=== TO DO ===
All entries should be output exactly as they stand.

● ● ● ● ● ● ●

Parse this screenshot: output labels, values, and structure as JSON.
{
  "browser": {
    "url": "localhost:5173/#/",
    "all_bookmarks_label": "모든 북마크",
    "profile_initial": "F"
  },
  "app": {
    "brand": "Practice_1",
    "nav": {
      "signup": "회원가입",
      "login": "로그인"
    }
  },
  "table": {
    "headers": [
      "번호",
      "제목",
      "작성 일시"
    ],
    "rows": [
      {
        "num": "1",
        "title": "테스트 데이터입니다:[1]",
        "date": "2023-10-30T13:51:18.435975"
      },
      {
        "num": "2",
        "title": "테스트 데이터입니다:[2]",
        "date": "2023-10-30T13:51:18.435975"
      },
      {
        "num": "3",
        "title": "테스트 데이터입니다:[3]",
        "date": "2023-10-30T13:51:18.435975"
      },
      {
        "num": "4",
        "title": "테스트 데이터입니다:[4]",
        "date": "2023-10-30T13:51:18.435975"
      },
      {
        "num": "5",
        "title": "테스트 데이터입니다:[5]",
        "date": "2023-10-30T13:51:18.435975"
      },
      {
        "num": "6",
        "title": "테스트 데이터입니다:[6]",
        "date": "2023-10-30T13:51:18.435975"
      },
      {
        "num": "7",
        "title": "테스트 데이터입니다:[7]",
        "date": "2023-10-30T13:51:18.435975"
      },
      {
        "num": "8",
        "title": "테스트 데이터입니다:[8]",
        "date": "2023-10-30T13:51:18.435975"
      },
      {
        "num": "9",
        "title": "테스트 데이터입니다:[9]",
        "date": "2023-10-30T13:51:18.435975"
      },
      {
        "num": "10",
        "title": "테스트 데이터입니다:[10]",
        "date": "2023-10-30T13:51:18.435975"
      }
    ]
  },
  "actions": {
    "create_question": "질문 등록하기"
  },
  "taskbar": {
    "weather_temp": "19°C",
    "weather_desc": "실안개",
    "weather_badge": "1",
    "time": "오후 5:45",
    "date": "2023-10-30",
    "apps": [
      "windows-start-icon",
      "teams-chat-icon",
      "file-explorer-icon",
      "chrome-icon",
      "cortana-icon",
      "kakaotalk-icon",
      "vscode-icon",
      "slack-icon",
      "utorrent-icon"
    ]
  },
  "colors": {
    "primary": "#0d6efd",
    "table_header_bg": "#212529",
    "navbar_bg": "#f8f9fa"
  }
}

● ● ● ● ● ● ●

=== COMPLETED EXERCISE ===
Parse this screenshot: output labels, values, and structure as JSON.
{
  "browser": {
    "url": "localhost:5173/#/",
    "all_bookmarks_label": "모든 북마크",
    "profile_initial": "F"
  },
  "app": {
    "brand": "Practice_1",
    "nav": {
      "signup": "회원가입",
      "login": "로그인"
    }
  },
  "table": {
    "headers": [
      "번호",
      "제목",
      "작성 일시"
    ],
    "rows": [
      {
        "num": "1",
        "title": "테스트 데이터입니다:[1]",
        "date": "2023-10-30T13:51:18.435975"
      },
      {
        "num": "2",
        "title": "테스트 데이터입니다:[2]",
        "date": "2023-10-30T13:51:18.435975"
      },
      {
        "num": "3",
        "title": "테스트 데이터입니다:[3]",
        "date": "2023-10-30T13:51:18.435975"
      },
      {
        "num": "4",
        "title": "테스트 데이터입니다:[4]",
        "date": "2023-10-30T13:51:18.435975"
      },
      {
        "num": "5",
        "title": "테스트 데이터입니다:[5]",
        "date": "2023-10-30T13:51:18.435975"
      },
      {
        "num": "6",
        "title": "테스트 데이터입니다:[6]",
        "date": "2023-10-30T13:51:18.435975"
      },
      {
        "num": "7",
        "title": "테스트 데이터입니다:[7]",
        "date": "2023-10-30T13:51:18.435975"
      },
      {
        "num": "8",
        "title": "테스트 데이터입니다:[8]",
        "date": "2023-10-30T13:51:18.435975"
      },
      {
        "num": "9",
        "title": "테스트 데이터입니다:[9]",
        "date": "2023-10-30T13:51:18.435975"
      },
      {
        "num": "10",
        "title": "테스트 데이터입니다:[10]",
        "date": "2023-10-30T13:51:18.435975"
      }
    ]
  },
  "actions": {
    "create_question": "질문 등록하기"
  },
  "taskbar": {
    "weather_temp": "19°C",
    "weather_desc": "실안개",
    "weather_badge": "1",
    "time": "오후 5:45",
    "date": "2023-10-30",
    "apps": [
      "windows-start-icon",
      "teams-chat-icon",
      "file-explorer-icon",
      "chrome-icon",
      "cortana-icon",
      "kakaotalk-icon",
      "vscode-icon",
      "slack-icon",
      "utorrent-icon"
    ]
  },
  "colors": {
    "primary": "#0d6efd",
    "table_header_bg": "#212529",
    "navbar_bg": "#f8f9fa"
  }
}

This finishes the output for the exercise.